Stored rows:

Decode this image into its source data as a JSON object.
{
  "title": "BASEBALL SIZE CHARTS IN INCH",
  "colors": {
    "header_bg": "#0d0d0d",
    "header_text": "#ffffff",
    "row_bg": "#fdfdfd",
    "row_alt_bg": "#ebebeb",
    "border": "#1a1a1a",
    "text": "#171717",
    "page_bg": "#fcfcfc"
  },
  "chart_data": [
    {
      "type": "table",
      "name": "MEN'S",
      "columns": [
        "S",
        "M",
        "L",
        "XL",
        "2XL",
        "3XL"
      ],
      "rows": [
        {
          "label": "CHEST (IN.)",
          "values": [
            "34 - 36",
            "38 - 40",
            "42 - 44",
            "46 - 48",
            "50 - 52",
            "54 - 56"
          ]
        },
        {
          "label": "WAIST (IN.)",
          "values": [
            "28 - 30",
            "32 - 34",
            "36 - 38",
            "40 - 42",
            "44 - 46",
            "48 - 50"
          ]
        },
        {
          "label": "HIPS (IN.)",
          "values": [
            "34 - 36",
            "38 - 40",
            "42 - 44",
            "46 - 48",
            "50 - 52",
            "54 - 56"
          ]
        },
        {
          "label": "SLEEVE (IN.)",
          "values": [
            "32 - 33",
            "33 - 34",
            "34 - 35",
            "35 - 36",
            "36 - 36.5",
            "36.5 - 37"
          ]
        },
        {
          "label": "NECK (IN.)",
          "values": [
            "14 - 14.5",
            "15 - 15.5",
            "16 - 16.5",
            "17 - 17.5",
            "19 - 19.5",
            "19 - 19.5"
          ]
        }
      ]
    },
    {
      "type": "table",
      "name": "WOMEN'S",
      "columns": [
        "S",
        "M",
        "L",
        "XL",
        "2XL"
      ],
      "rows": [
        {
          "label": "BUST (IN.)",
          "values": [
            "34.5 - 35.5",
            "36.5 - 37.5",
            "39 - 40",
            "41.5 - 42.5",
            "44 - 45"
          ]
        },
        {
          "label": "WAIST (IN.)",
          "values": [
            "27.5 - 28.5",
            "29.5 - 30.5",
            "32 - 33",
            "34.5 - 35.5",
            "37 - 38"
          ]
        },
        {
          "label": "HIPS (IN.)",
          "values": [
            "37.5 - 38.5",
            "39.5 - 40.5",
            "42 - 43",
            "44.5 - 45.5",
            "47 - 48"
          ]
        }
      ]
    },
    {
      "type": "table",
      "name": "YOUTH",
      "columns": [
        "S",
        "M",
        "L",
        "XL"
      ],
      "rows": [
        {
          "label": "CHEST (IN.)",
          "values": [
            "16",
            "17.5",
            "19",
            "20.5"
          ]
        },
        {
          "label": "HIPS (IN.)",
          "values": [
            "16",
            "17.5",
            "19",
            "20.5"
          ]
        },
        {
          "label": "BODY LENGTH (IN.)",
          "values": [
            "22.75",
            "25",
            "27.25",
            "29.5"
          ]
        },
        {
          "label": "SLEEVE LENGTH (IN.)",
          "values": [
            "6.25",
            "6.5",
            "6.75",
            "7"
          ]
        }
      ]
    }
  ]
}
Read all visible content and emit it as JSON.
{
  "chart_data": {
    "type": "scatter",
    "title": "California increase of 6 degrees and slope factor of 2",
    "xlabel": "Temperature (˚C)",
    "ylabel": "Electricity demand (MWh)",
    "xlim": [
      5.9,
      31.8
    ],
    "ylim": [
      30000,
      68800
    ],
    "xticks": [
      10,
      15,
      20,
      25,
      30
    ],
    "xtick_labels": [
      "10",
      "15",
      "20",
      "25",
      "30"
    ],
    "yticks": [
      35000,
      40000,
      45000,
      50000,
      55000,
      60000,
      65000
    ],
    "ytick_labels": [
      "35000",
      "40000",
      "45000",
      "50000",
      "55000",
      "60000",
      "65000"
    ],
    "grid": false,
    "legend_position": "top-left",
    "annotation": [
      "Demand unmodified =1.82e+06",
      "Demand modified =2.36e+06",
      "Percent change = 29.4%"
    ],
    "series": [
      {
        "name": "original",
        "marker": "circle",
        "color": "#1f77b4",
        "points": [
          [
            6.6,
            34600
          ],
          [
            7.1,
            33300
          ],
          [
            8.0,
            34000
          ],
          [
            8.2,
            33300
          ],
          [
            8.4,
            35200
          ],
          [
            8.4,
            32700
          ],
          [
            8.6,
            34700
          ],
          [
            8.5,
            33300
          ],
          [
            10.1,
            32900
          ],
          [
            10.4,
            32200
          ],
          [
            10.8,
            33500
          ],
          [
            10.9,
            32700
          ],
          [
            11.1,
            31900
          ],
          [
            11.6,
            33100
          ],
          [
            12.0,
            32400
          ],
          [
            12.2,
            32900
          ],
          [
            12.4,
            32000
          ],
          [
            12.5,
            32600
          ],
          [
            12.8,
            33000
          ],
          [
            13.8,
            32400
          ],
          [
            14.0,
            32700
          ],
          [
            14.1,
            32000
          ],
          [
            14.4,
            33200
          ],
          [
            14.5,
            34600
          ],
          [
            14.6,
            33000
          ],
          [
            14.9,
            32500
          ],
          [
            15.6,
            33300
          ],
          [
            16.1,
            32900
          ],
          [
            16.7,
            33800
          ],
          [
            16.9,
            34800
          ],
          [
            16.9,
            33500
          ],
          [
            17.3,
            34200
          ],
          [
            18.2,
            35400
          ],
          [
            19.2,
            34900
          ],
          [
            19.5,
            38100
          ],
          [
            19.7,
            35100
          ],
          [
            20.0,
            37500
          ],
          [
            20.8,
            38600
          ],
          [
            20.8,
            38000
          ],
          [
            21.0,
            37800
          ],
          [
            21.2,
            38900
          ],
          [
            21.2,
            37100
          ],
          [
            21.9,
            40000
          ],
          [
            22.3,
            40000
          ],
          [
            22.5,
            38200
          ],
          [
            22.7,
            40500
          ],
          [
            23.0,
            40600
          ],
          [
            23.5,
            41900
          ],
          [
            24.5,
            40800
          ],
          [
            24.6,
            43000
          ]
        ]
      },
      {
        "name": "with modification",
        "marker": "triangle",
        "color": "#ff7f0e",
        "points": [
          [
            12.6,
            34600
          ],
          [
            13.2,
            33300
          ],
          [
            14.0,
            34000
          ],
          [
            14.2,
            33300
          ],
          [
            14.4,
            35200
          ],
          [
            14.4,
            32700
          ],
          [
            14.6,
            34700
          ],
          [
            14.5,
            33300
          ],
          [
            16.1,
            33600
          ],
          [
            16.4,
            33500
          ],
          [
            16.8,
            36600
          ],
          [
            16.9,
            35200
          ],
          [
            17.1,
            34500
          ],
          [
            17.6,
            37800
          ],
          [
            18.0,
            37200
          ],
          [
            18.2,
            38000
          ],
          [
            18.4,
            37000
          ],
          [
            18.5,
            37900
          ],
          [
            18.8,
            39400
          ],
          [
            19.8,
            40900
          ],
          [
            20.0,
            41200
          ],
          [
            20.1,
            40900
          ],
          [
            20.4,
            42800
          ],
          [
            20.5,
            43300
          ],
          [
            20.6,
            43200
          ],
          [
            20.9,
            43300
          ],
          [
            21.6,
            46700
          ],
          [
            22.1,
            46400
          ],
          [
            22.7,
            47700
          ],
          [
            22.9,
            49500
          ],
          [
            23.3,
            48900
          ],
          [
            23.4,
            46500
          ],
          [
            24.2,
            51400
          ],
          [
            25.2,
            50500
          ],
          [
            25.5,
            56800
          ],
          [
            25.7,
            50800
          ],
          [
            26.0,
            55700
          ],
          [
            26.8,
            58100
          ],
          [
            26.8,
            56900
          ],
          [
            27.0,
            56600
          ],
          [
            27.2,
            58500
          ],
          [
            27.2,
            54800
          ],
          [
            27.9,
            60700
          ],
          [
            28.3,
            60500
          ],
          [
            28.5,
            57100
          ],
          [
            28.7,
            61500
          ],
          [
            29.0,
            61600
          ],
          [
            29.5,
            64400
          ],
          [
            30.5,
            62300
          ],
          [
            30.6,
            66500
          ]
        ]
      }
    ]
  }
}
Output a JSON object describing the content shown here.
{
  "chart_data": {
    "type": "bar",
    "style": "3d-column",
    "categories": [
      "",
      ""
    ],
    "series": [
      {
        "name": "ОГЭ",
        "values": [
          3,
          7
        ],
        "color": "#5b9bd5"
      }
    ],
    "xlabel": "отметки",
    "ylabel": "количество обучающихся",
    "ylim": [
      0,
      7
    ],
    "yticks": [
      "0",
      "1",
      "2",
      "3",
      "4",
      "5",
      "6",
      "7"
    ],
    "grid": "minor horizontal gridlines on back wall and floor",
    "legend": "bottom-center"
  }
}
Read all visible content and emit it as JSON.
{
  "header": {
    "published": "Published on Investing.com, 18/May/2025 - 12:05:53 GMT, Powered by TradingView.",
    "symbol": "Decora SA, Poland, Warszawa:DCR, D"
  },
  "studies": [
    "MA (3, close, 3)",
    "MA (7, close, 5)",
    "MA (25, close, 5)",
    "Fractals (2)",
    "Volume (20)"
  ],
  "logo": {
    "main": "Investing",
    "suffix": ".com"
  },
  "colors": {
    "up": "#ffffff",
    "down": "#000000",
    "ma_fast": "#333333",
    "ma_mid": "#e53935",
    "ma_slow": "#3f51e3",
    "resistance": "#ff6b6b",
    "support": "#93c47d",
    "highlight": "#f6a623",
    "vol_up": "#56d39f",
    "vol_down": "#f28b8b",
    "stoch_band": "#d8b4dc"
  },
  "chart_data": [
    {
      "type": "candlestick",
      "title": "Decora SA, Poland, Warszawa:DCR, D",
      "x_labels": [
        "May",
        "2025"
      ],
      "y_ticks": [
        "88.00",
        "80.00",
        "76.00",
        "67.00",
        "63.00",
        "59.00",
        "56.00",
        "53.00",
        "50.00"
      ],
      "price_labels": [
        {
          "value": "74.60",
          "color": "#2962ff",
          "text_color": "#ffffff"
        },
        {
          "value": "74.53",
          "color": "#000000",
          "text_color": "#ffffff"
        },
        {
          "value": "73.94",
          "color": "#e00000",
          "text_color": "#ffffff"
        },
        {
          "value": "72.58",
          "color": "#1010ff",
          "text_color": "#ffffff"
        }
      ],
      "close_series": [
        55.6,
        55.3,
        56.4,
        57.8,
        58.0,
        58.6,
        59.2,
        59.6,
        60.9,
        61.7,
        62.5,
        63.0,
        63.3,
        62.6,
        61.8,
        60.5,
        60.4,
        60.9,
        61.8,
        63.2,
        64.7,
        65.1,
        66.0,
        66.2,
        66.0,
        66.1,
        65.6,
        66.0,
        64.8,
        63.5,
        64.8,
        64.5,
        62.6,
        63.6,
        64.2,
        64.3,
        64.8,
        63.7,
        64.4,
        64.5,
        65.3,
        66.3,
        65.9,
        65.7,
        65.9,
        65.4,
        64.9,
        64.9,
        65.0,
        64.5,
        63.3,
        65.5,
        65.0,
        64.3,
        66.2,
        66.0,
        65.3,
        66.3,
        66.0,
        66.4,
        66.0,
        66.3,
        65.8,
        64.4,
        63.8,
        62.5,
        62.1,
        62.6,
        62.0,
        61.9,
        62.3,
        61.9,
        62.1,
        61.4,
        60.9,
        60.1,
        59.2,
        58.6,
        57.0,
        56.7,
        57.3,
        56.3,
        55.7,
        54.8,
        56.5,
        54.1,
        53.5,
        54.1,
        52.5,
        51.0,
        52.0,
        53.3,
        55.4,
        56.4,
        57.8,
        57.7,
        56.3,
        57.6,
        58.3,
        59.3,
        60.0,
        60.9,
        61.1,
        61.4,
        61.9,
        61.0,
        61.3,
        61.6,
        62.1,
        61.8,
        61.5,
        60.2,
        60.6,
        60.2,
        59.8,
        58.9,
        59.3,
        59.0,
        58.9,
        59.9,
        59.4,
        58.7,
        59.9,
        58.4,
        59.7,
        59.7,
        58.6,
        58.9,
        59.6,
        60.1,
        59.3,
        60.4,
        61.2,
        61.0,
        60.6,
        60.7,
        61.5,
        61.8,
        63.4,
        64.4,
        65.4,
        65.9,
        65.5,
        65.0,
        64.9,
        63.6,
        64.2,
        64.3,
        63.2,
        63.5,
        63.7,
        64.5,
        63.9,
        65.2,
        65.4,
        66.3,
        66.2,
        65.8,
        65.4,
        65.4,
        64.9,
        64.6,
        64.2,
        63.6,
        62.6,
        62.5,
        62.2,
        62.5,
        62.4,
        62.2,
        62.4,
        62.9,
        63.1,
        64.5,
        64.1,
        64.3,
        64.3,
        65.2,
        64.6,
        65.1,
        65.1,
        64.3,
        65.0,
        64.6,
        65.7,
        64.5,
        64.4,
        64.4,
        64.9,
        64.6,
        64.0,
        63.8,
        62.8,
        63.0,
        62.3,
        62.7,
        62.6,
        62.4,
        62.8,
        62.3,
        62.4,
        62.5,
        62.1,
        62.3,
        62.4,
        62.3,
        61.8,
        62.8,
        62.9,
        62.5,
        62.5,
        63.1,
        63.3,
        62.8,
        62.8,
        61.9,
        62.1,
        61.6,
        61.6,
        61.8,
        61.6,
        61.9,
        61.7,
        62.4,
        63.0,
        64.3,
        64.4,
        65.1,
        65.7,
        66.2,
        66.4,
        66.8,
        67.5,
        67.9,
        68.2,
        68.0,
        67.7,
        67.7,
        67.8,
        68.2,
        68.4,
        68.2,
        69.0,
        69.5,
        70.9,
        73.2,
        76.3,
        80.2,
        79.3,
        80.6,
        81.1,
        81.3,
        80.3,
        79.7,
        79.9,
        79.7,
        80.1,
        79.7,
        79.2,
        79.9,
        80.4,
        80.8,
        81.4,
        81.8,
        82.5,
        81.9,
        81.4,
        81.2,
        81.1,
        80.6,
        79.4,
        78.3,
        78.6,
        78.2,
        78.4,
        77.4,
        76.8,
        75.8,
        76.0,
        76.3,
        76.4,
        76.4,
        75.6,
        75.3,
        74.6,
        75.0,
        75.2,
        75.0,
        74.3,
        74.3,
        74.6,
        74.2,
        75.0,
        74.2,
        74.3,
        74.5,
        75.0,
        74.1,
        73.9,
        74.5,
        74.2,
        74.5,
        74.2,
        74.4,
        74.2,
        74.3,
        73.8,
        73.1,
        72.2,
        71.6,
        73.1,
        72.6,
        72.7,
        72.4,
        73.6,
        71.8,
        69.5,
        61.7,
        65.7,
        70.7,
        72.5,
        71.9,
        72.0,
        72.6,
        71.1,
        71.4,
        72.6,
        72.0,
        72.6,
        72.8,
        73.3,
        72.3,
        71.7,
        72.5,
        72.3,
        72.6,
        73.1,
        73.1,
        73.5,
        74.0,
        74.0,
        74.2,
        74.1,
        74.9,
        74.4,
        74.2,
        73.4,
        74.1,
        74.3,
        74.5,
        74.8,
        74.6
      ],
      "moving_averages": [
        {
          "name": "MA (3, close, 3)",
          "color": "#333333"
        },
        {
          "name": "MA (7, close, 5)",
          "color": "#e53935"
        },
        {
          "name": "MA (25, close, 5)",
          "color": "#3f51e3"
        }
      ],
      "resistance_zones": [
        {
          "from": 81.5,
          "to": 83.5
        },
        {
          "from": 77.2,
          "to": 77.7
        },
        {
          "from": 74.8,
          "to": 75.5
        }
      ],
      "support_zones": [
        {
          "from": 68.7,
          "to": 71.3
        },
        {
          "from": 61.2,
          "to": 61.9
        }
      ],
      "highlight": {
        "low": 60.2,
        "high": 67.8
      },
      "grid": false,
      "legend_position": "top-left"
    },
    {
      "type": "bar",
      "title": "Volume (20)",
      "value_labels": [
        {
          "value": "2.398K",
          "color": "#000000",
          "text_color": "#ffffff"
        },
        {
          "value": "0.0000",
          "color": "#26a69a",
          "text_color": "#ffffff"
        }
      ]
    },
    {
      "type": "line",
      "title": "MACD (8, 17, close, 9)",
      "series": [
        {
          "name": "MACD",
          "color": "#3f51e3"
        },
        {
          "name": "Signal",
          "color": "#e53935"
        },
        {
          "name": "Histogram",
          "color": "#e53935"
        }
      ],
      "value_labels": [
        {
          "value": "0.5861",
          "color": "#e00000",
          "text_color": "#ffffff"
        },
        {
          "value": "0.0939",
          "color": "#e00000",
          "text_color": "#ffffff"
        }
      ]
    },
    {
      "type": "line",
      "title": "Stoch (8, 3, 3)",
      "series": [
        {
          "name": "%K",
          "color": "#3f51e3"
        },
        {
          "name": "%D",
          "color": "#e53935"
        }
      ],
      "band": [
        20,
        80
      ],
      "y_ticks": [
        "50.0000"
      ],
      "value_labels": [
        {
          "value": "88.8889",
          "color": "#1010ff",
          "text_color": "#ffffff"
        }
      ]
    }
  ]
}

What the task requires: Only a number is wanted: how many lines contain the word "Poland"?

Completed exercise: 2